┌────────
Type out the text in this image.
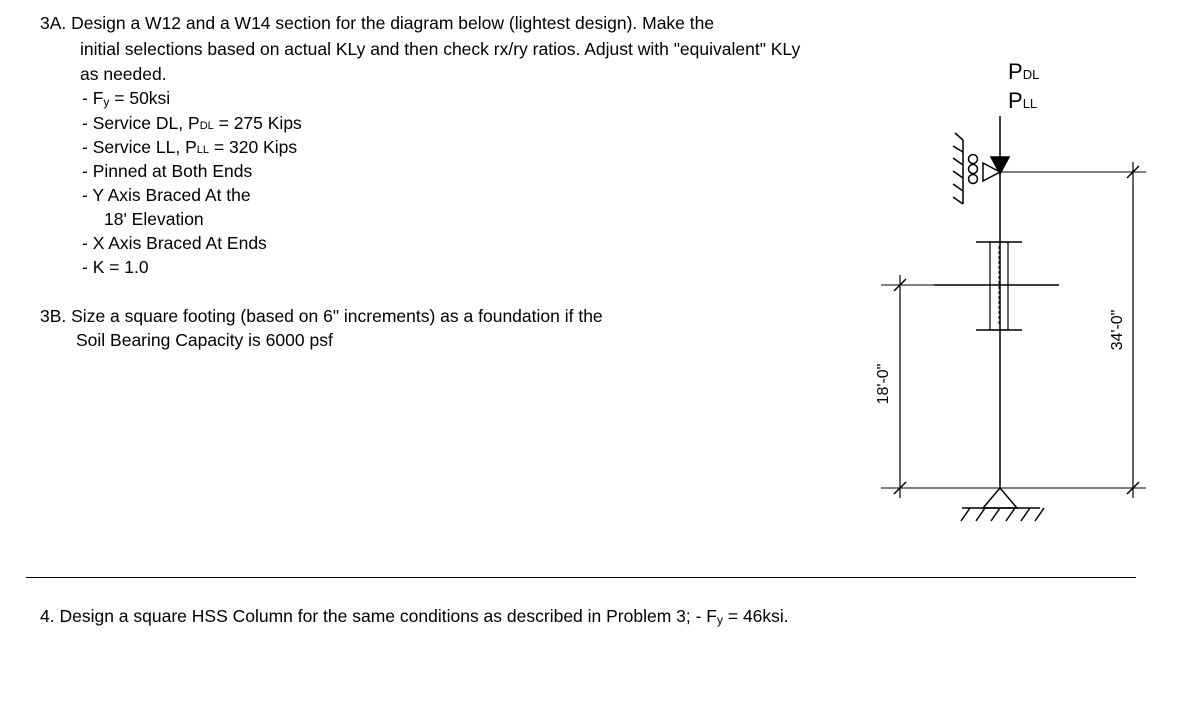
3A. Design a W12 and a W14 section for the diagram below (lightest design). Make the
initial selections based on actual KLy and then check rx/ry ratios. Adjust with "equivalent" KLy
as needed.
- Fy = 50ksi
- Service DL, PDL = 275 Kips
- Service LL, PLL = 320 Kips
- Pinned at Both Ends
- Y Axis Braced At the
18' Elevation
- X Axis Braced At Ends
- K = 1.0
3B. Size a square footing (based on 6" increments) as a foundation if the
Soil Bearing Capacity is 6000 psf
4. Design a square HSS Column for the same conditions as described in Problem 3; - Fy = 46ksi.
PDL
PLL
18'-0"
34'-0"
└────────
EXERCISE DESCRIPTION:
Reproduce the material above verbatim; omit every picture.

FINAL RESULT:
Type out the text in this image.
3A. Design a W12 and a W14 section for the diagram below (lightest design). Make the
initial selections based on actual KLy and then check rx/ry ratios. Adjust with "equivalent" KLy
as needed.
- Fy = 50ksi
- Service DL, PDL = 275 Kips
- Service LL, PLL = 320 Kips
- Pinned at Both Ends
- Y Axis Braced At the
18' Elevation
- X Axis Braced At Ends
- K = 1.0
3B. Size a square footing (based on 6" increments) as a foundation if the
Soil Bearing Capacity is 6000 psf
4. Design a square HSS Column for the same conditions as described in Problem 3; - Fy = 46ksi.
PDL
PLL
18'-0"
34'-0"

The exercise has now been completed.